RECORD LIST.

↓↓↓

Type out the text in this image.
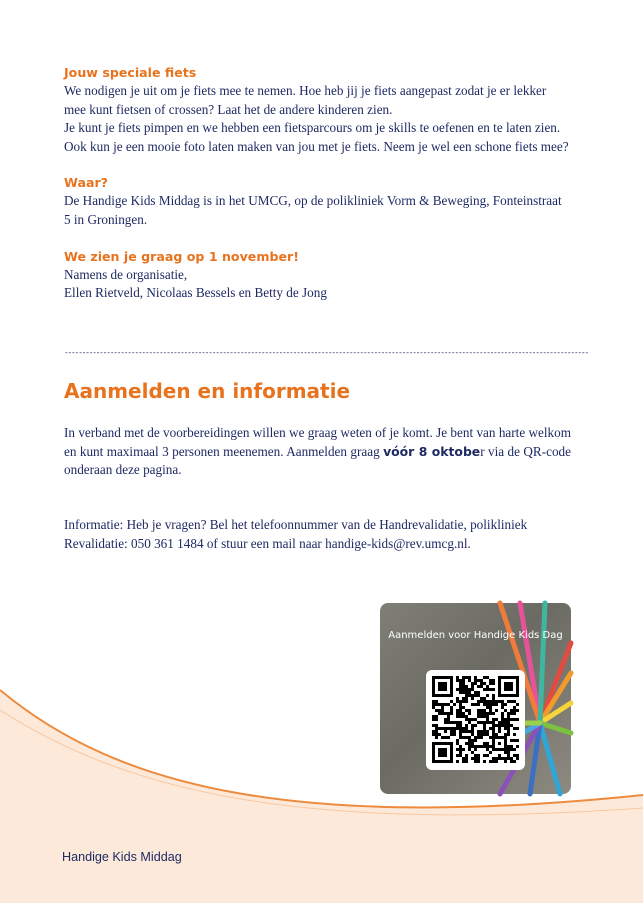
Jouw speciale fiets

We nodigen je uit om je fiets mee te nemen. Hoe heb jij je fiets aangepast zodat je er lekker mee kunt fietsen of crossen? Laat het de andere kinderen zien.

Je kunt je fiets pimpen en we hebben een fietsparcours om je skills te oefenen en te laten zien. Ook kun je een mooie foto laten maken van jou met je fiets. Neem je wel een schone fiets mee?

Waar?

De Handige Kids Middag is in het UMCG, op de polikliniek Vorm & Beweging, Fonteinstraat 5 in Groningen.

We zien je graag op 1 november!

Namens de organisatie,

Ellen Rietveld, Nicolaas Bessels en Betty de Jong

-----------------------------------------------------------------------------------------------------------------------------------------------------
Aanmelden en informatie
In verband met de voorbereidingen willen we graag weten of je komt. Je bent van harte welkom en kunt maximaal 3 personen meenemen. Aanmelden graag vóór 8 oktober via de QR-code onderaan deze pagina.

Informatie: Heb je vragen? Bel het telefoonnummer van de Handrevalidatie, polikliniek

Revalidatie: 050 361 1484 of stuur een mail naar handige-kids@rev.umcg.nl.

Aanmelden voor Handige Kids Dag
Handige Kids Middag
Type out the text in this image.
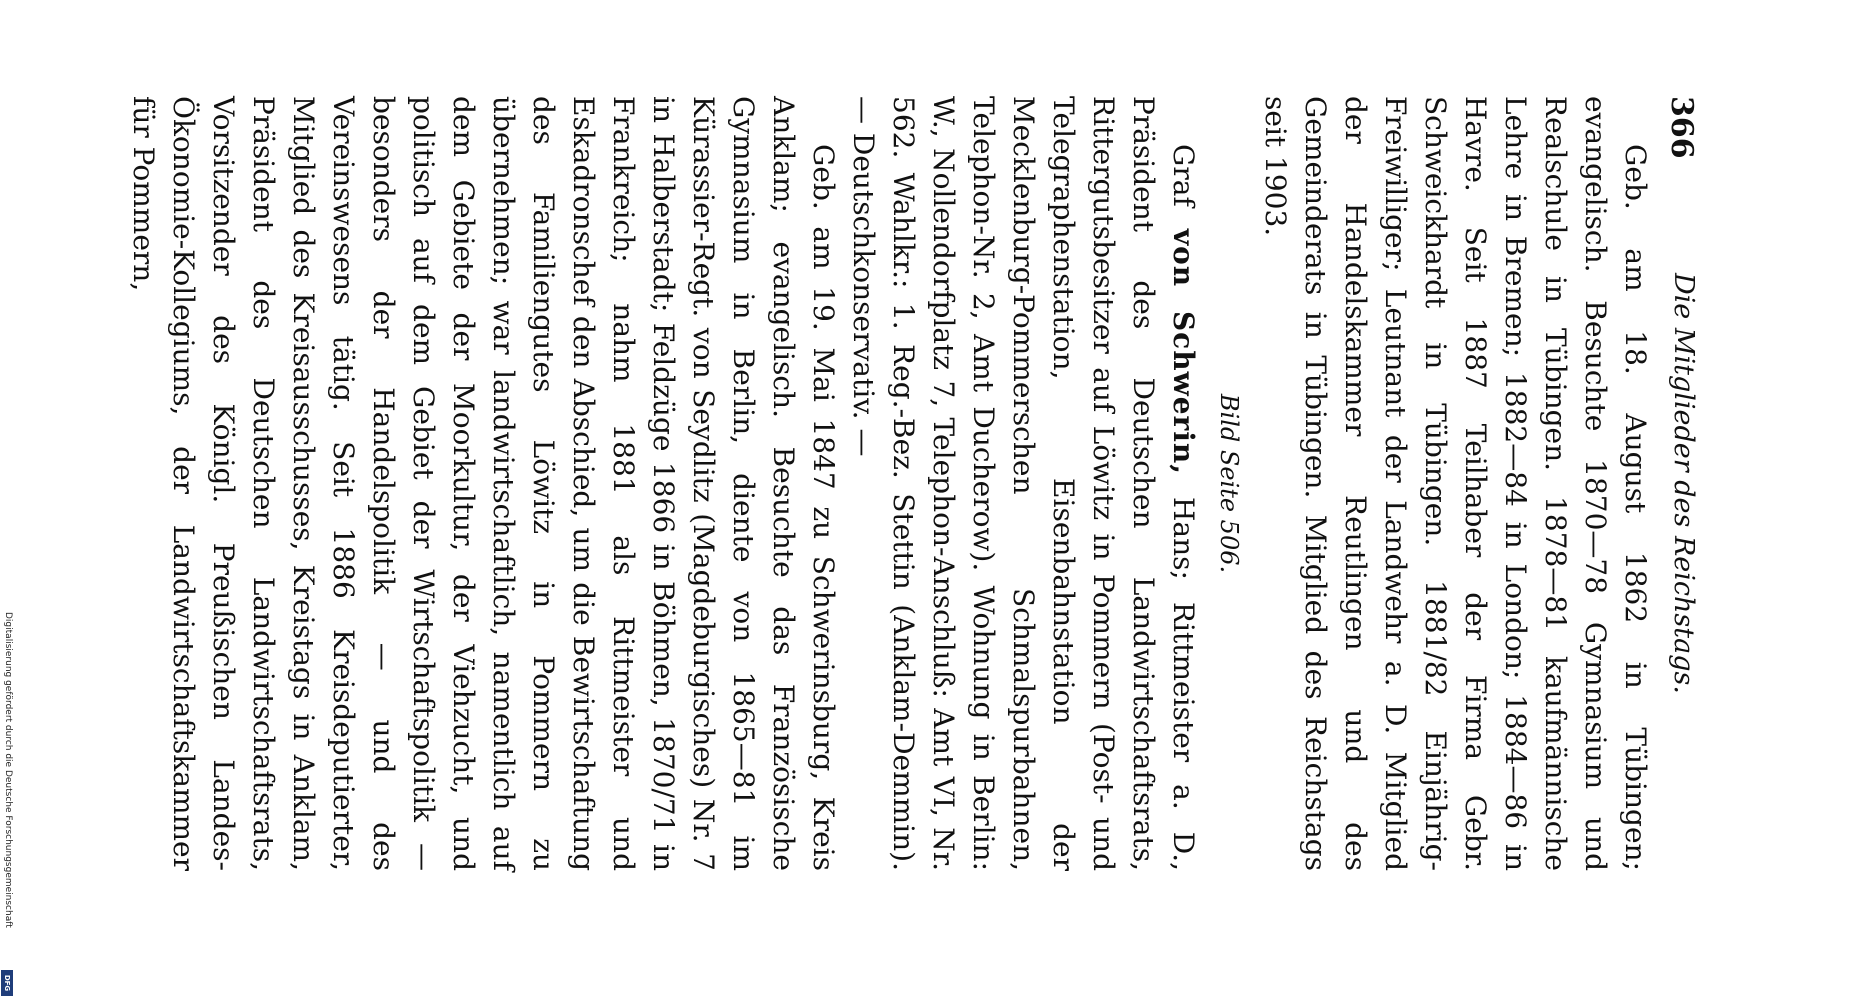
366
Die Mitglieder des Reichstags.

Geb. am 18. August 1862 in Tübingen; evangelisch. Besuchte 1870—78 Gymnasium und Realschule in Tübingen. 1878—81 kaufmännische Lehre in Bremen; 1882—84 in London; 1884—86 in Havre. Seit 1887 Teilhaber der Firma Gebr. Schweickhardt in Tübingen. 1881/82 Einjährig-Freiwilliger; Leutnant der Landwehr a. D. Mitglied der Handelskammer Reutlingen und des Gemeinderats in Tübingen. Mitglied des Reichstags seit 1903.

Bild Seite 506.

Graf von Schwerin, Hans; Rittmeister a. D., Präsident des Deutschen Landwirtschaftsrats, Rittergutsbesitzer auf Löwitz in Pommern (Post- und Telegraphenstation, Eisenbahnstation der Mecklenburg-Pommerschen Schmalspurbahnen, Telephon-Nr. 2, Amt Ducherow). Wohnung in Berlin: W., Nollendorfplatz 7, Telephon-Anschluß: Amt VI, Nr. 562. Wahlkr.: 1. Reg.-Bez. Stettin (Anklam-Demmin). — Deutschkonservativ. —

Geb. am 19. Mai 1847 zu Schwerinsburg, Kreis Anklam; evangelisch. Besuchte das Französische Gymnasium in Berlin, diente von 1865—81 im Kürassier-Regt. von Seydlitz (Magdeburgisches) Nr. 7 in Halberstadt; Feldzüge 1866 in Böhmen, 1870/71 in Frankreich; nahm 1881 als Rittmeister und Eskadronschef den Abschied, um die Bewirtschaftung des Familiengutes Löwitz in Pommern zu übernehmen; war landwirtschaftlich, namentlich auf dem Gebiete der Moorkultur, der Viehzucht, und politisch auf dem Gebiet der Wirtschaftspolitik — besonders der Handelspolitik — und des Vereinswesens tätig. Seit 1886 Kreisdeputierter, Mitglied des Kreisausschusses, Kreistags in Anklam, Präsident des Deutschen Landwirtschaftsrats, Vorsitzender des Königl. Preußischen Landes-Ökonomie-Kollegiums, der Landwirtschaftskammer für Pommern,

Digitalisierung gefördert durch die Deutsche Forschungsgemeinschaft
DFG
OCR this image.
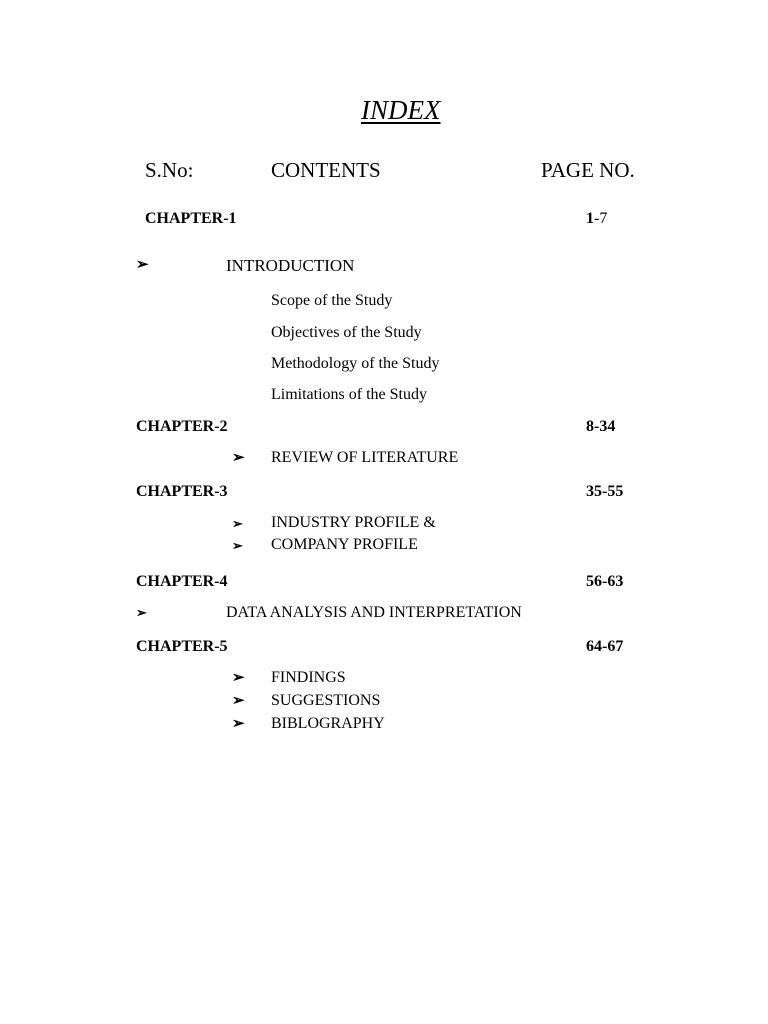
INDEX
S.No:	CONTENTS	PAGE NO.
CHAPTER-1	1-7
➢	INTRODUCTION
Scope of the Study
Objectives of the Study
Methodology of the Study
Limitations of the Study
CHAPTER-2	8-34
➢ REVIEW OF LITERATURE
CHAPTER-3	35-55
➢ INDUSTRY PROFILE &
➢ COMPANY PROFILE
CHAPTER-4	56-63
➢	DATA ANALYSIS AND INTERPRETATION
CHAPTER-5	64-67
➢ FINDINGS
➢ SUGGESTIONS
➢ BIBLOGRAPHY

↑↑↑

REQUIREMENTS.
Reproduce the listing above from the line that contains "OCR this image." through its final line, exactly and with nothing added. Omit the images.

RESULT OF THE TASK.
OCR this image.
INDEX
S.No:	CONTENTS	PAGE NO.
CHAPTER-1	1-7
➢	INTRODUCTION
Scope of the Study
Objectives of the Study
Methodology of the Study
Limitations of the Study
CHAPTER-2	8-34
➢ REVIEW OF LITERATURE
CHAPTER-3	35-55
➢ INDUSTRY PROFILE &
➢ COMPANY PROFILE
CHAPTER-4	56-63
➢	DATA ANALYSIS AND INTERPRETATION
CHAPTER-5	64-67
➢ FINDINGS
➢ SUGGESTIONS
➢ BIBLOGRAPHY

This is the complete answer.